**Problem to solve**
Copy every line of the listing that holds the string "etoposide".

[start Data lines]

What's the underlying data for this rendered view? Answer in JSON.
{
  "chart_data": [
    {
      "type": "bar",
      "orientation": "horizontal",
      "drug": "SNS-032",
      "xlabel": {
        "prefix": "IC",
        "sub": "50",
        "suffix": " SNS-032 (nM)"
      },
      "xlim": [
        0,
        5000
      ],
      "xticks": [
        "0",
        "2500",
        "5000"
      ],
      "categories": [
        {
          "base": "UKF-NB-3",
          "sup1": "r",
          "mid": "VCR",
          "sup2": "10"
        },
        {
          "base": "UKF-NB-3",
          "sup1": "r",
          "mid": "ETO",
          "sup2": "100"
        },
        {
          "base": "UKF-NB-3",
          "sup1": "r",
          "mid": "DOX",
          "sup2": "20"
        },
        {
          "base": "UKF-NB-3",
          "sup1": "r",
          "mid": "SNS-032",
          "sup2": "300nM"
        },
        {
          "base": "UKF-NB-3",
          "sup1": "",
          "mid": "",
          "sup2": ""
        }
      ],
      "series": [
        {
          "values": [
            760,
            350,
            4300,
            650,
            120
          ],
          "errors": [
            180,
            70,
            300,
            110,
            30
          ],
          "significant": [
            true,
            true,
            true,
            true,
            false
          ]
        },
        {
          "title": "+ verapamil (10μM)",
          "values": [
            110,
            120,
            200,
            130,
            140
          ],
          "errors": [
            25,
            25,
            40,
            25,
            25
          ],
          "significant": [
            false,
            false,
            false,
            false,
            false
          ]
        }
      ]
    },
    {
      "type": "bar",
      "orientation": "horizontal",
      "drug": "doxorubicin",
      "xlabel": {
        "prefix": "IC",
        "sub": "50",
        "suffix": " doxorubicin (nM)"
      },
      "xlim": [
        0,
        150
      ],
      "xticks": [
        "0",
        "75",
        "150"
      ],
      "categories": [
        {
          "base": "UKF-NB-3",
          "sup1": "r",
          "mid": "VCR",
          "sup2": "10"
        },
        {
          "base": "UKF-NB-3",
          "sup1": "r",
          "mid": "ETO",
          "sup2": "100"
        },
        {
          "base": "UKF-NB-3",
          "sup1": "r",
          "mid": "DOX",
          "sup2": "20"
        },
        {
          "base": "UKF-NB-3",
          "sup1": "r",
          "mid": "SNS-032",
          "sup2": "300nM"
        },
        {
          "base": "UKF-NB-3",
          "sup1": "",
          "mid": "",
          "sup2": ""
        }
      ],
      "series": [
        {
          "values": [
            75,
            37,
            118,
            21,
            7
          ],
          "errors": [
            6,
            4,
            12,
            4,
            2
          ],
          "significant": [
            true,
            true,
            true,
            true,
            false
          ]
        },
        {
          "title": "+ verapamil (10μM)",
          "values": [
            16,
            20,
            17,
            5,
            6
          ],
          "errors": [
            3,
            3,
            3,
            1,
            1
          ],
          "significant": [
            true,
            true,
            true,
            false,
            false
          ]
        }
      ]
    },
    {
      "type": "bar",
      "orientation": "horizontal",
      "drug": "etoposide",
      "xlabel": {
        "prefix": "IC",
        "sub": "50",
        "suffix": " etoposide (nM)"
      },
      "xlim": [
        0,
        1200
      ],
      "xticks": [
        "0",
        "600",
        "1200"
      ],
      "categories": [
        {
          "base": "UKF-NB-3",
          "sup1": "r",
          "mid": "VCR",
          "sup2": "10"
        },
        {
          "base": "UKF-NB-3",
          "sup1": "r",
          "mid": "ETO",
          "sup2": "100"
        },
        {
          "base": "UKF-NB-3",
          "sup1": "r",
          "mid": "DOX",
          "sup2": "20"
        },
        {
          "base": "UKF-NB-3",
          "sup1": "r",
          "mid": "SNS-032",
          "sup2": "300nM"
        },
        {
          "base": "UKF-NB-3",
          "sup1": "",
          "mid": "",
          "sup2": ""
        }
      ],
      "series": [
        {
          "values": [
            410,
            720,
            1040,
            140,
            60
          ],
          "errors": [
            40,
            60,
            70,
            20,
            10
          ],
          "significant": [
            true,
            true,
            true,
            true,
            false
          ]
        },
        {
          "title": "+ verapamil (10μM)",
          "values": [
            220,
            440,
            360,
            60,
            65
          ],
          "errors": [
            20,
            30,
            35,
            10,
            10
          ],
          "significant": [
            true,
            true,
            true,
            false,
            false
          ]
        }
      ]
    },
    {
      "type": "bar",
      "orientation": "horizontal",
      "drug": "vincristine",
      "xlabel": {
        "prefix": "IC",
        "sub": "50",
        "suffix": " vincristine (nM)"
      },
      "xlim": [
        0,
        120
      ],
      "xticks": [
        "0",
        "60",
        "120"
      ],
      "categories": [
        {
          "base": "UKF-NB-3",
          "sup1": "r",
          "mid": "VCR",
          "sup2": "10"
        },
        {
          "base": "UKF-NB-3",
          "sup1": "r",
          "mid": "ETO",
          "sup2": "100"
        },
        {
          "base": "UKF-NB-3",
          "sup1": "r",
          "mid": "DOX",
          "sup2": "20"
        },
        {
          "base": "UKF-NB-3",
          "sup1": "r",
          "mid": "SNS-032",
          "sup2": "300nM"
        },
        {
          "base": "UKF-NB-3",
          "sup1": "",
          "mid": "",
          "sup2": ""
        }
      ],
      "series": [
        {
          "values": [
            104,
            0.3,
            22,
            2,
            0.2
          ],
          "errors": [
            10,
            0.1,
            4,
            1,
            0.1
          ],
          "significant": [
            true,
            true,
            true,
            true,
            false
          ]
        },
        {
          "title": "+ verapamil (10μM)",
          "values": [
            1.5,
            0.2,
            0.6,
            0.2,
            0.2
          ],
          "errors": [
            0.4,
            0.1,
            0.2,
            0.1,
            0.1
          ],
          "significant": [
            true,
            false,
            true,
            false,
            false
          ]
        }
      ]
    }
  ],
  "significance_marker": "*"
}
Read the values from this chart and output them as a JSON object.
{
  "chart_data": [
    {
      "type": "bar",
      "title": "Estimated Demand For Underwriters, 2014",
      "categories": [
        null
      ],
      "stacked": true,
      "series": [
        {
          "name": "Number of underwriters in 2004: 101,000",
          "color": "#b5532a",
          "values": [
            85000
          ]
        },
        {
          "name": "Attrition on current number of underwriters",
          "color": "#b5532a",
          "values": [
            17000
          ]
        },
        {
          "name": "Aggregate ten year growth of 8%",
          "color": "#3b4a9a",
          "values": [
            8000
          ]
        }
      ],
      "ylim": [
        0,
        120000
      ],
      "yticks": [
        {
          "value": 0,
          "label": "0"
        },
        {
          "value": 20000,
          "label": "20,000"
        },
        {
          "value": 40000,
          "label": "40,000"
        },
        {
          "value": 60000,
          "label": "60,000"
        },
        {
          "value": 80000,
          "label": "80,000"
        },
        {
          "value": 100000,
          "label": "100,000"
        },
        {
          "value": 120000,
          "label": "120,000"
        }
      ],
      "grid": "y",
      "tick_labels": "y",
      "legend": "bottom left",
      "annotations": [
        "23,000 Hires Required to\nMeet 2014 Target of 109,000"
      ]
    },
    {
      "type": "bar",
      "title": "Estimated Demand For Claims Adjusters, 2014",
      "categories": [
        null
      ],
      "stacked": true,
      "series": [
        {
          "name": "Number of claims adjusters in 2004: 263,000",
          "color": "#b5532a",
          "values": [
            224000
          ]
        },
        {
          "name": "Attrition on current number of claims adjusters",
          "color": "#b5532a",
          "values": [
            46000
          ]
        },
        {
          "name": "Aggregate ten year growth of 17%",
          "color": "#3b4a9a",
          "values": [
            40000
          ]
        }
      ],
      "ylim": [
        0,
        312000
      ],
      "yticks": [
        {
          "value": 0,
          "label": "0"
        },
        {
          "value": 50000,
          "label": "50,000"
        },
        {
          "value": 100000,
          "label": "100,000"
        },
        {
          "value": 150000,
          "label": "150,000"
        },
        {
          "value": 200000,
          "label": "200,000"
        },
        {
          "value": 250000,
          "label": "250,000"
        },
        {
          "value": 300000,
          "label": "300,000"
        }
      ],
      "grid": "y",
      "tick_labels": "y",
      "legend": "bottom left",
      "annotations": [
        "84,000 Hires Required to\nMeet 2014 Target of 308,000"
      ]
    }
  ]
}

[end Data lines]

**Result**
      "drug": "etoposide",
        "suffix": " etoposide (nM)"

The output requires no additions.